## start Records supplied

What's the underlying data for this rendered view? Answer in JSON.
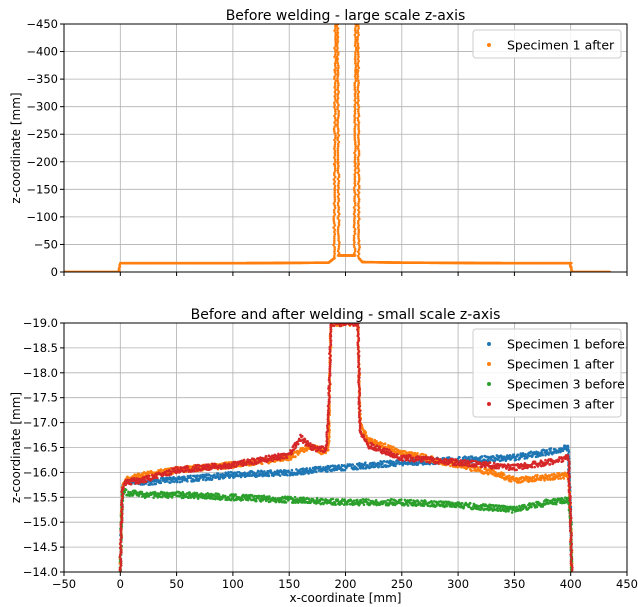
{
  "chart_data": [
    {
      "type": "scatter",
      "title": "Before welding - large scale z-axis",
      "xlabel": "",
      "ylabel": "z-coordinate [mm]",
      "xlim": [
        -50,
        450
      ],
      "ylim": [
        0,
        -450
      ],
      "y_inverted": true,
      "x_ticks": [
        -50,
        0,
        50,
        100,
        150,
        200,
        250,
        300,
        350,
        400,
        450
      ],
      "x_tick_labels_visible": false,
      "y_ticks": [
        -450,
        -400,
        -350,
        -300,
        -250,
        -200,
        -150,
        -100,
        -50,
        0
      ],
      "y_tick_labels": [
        "−450",
        "−400",
        "−350",
        "−300",
        "−250",
        "−200",
        "−150",
        "−100",
        "−50",
        "0"
      ],
      "grid": true,
      "legend_position": "top-right",
      "series": [
        {
          "name": "Specimen 1 after",
          "color": "#ff7f0e",
          "points": [
            [
              -50,
              0
            ],
            [
              -1,
              0
            ],
            [
              0,
              -16
            ],
            [
              50,
              -16
            ],
            [
              100,
              -16
            ],
            [
              150,
              -16.5
            ],
            [
              185,
              -17
            ],
            [
              190,
              -25
            ],
            [
              191,
              -450
            ],
            [
              193,
              -450
            ],
            [
              194,
              -30
            ],
            [
              208,
              -30
            ],
            [
              209,
              -450
            ],
            [
              211,
              -450
            ],
            [
              212,
              -25
            ],
            [
              215,
              -18
            ],
            [
              250,
              -17
            ],
            [
              300,
              -16.5
            ],
            [
              350,
              -16
            ],
            [
              400,
              -16
            ],
            [
              401,
              0
            ],
            [
              435,
              0
            ]
          ]
        }
      ]
    },
    {
      "type": "scatter",
      "title": "Before and after welding - small scale z-axis",
      "xlabel": "x-coordinate [mm]",
      "ylabel": "z-coordinate [mm]",
      "xlim": [
        -50,
        450
      ],
      "ylim": [
        -14.0,
        -19.0
      ],
      "y_inverted": true,
      "x_ticks": [
        -50,
        0,
        50,
        100,
        150,
        200,
        250,
        300,
        350,
        400,
        450
      ],
      "x_tick_labels": [
        "−50",
        "0",
        "50",
        "100",
        "150",
        "200",
        "250",
        "300",
        "350",
        "400",
        "450"
      ],
      "y_ticks": [
        -19.0,
        -18.5,
        -18.0,
        -17.5,
        -17.0,
        -16.5,
        -16.0,
        -15.5,
        -15.0,
        -14.5,
        -14.0
      ],
      "y_tick_labels": [
        "−19.0",
        "−18.5",
        "−18.0",
        "−17.5",
        "−17.0",
        "−16.5",
        "−16.0",
        "−15.5",
        "−15.0",
        "−14.5",
        "−14.0"
      ],
      "grid": true,
      "legend_position": "top-right",
      "series": [
        {
          "name": "Specimen 1 before",
          "color": "#1f77b4",
          "points": [
            [
              0,
              -14.0
            ],
            [
              1,
              -15.0
            ],
            [
              2,
              -15.7
            ],
            [
              5,
              -15.85
            ],
            [
              20,
              -15.8
            ],
            [
              50,
              -15.85
            ],
            [
              100,
              -15.95
            ],
            [
              150,
              -16.0
            ],
            [
              200,
              -16.1
            ],
            [
              250,
              -16.2
            ],
            [
              300,
              -16.25
            ],
            [
              350,
              -16.3
            ],
            [
              390,
              -16.45
            ],
            [
              398,
              -16.5
            ],
            [
              400,
              -15.0
            ],
            [
              401,
              -14.0
            ]
          ]
        },
        {
          "name": "Specimen 1 after",
          "color": "#ff7f0e",
          "points": [
            [
              0,
              -14.0
            ],
            [
              1,
              -15.0
            ],
            [
              2,
              -15.7
            ],
            [
              5,
              -15.85
            ],
            [
              20,
              -15.95
            ],
            [
              50,
              -16.05
            ],
            [
              100,
              -16.15
            ],
            [
              150,
              -16.3
            ],
            [
              170,
              -16.55
            ],
            [
              180,
              -16.4
            ],
            [
              185,
              -16.5
            ],
            [
              187,
              -19.0
            ],
            [
              189,
              -19.0
            ],
            [
              211,
              -19.0
            ],
            [
              213,
              -17.0
            ],
            [
              220,
              -16.65
            ],
            [
              250,
              -16.4
            ],
            [
              300,
              -16.15
            ],
            [
              330,
              -16.0
            ],
            [
              350,
              -15.85
            ],
            [
              380,
              -15.9
            ],
            [
              398,
              -15.95
            ],
            [
              400,
              -15.0
            ],
            [
              401,
              -14.0
            ]
          ]
        },
        {
          "name": "Specimen 3 before",
          "color": "#2ca02c",
          "points": [
            [
              0,
              -14.0
            ],
            [
              1,
              -15.0
            ],
            [
              2,
              -15.6
            ],
            [
              5,
              -15.6
            ],
            [
              20,
              -15.55
            ],
            [
              50,
              -15.55
            ],
            [
              100,
              -15.5
            ],
            [
              150,
              -15.45
            ],
            [
              200,
              -15.4
            ],
            [
              250,
              -15.4
            ],
            [
              300,
              -15.35
            ],
            [
              350,
              -15.25
            ],
            [
              380,
              -15.4
            ],
            [
              398,
              -15.45
            ],
            [
              400,
              -15.0
            ],
            [
              401,
              -14.0
            ]
          ]
        },
        {
          "name": "Specimen 3 after",
          "color": "#d62728",
          "points": [
            [
              0,
              -14.0
            ],
            [
              1,
              -15.0
            ],
            [
              2,
              -15.7
            ],
            [
              5,
              -15.8
            ],
            [
              20,
              -15.85
            ],
            [
              50,
              -16.05
            ],
            [
              100,
              -16.15
            ],
            [
              150,
              -16.35
            ],
            [
              160,
              -16.7
            ],
            [
              170,
              -16.5
            ],
            [
              183,
              -16.45
            ],
            [
              185,
              -17.2
            ],
            [
              187,
              -19.0
            ],
            [
              189,
              -19.0
            ],
            [
              211,
              -19.0
            ],
            [
              213,
              -16.8
            ],
            [
              220,
              -16.55
            ],
            [
              250,
              -16.3
            ],
            [
              300,
              -16.2
            ],
            [
              350,
              -16.1
            ],
            [
              380,
              -16.2
            ],
            [
              398,
              -16.3
            ],
            [
              400,
              -15.0
            ],
            [
              401,
              -14.0
            ]
          ]
        }
      ]
    }
  ]
}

## end Records supplied

* What to do:
Go through the records and copy each line with "scale" in it.

* Exercise answer:
      "title": "Before welding - large scale z-axis",
      "title": "Before and after welding - small scale z-axis",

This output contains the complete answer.